• **EXERCISE DETAILS**
Copy the data precisely, keeping every character.

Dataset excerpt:
______________________________

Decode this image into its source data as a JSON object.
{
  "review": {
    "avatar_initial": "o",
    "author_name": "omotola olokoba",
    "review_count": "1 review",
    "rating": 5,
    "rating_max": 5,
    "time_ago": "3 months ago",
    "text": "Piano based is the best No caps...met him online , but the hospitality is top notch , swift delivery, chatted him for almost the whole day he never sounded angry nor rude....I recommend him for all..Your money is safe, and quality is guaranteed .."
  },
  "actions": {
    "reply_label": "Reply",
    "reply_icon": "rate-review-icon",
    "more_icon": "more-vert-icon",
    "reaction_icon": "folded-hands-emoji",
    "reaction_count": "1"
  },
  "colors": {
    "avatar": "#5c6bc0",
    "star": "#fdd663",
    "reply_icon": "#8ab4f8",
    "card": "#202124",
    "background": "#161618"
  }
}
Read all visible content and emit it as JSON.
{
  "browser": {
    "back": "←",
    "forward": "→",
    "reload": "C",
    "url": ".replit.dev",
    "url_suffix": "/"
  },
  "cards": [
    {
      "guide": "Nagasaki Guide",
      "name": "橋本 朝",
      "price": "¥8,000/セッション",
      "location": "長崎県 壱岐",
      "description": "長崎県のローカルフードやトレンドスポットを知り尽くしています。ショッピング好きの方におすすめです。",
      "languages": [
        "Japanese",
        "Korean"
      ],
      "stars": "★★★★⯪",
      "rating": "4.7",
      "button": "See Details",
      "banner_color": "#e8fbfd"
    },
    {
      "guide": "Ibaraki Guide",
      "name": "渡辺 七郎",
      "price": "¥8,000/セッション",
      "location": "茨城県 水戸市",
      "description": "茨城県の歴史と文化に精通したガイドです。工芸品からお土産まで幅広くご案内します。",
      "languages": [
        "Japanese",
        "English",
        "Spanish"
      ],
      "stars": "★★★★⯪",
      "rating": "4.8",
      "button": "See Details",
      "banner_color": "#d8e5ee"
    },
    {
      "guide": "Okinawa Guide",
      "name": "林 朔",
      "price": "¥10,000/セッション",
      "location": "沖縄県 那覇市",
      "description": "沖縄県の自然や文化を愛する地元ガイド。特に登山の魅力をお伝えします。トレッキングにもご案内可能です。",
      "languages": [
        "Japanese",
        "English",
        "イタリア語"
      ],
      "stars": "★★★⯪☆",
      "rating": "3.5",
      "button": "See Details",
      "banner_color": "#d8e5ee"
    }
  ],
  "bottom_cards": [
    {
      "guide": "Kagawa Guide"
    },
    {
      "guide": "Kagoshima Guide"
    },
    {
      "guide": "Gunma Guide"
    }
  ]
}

______________________________

• **THE COMPLETED TASK**
Decode this image into its source data as a JSON object.
{
  "review": {
    "avatar_initial": "o",
    "author_name": "omotola olokoba",
    "review_count": "1 review",
    "rating": 5,
    "rating_max": 5,
    "time_ago": "3 months ago",
    "text": "Piano based is the best No caps...met him online , but the hospitality is top notch , swift delivery, chatted him for almost the whole day he never sounded angry nor rude....I recommend him for all..Your money is safe, and quality is guaranteed .."
  },
  "actions": {
    "reply_label": "Reply",
    "reply_icon": "rate-review-icon",
    "more_icon": "more-vert-icon",
    "reaction_icon": "folded-hands-emoji",
    "reaction_count": "1"
  },
  "colors": {
    "avatar": "#5c6bc0",
    "star": "#fdd663",
    "reply_icon": "#8ab4f8",
    "card": "#202124",
    "background": "#161618"
  }
}
Read all visible content and emit it as JSON.
{
  "browser": {
    "back": "←",
    "forward": "→",
    "reload": "C",
    "url": ".replit.dev",
    "url_suffix": "/"
  },
  "cards": [
    {
      "guide": "Nagasaki Guide",
      "name": "橋本 朝",
      "price": "¥8,000/セッション",
      "location": "長崎県 壱岐",
      "description": "長崎県のローカルフードやトレンドスポットを知り尽くしています。ショッピング好きの方におすすめです。",
      "languages": [
        "Japanese",
        "Korean"
      ],
      "stars": "★★★★⯪",
      "rating": "4.7",
      "button": "See Details",
      "banner_color": "#e8fbfd"
    },
    {
      "guide": "Ibaraki Guide",
      "name": "渡辺 七郎",
      "price": "¥8,000/セッション",
      "location": "茨城県 水戸市",
      "description": "茨城県の歴史と文化に精通したガイドです。工芸品からお土産まで幅広くご案内します。",
      "languages": [
        "Japanese",
        "English",
        "Spanish"
      ],
      "stars": "★★★★⯪",
      "rating": "4.8",
      "button": "See Details",
      "banner_color": "#d8e5ee"
    },
    {
      "guide": "Okinawa Guide",
      "name": "林 朔",
      "price": "¥10,000/セッション",
      "location": "沖縄県 那覇市",
      "description": "沖縄県の自然や文化を愛する地元ガイド。特に登山の魅力をお伝えします。トレッキングにもご案内可能です。",
      "languages": [
        "Japanese",
        "English",
        "イタリア語"
      ],
      "stars": "★★★⯪☆",
      "rating": "3.5",
      "button": "See Details",
      "banner_color": "#d8e5ee"
    }
  ],
  "bottom_cards": [
    {
      "guide": "Kagawa Guide"
    },
    {
      "guide": "Kagoshima Guide"
    },
    {
      "guide": "Gunma Guide"
    }
  ]
}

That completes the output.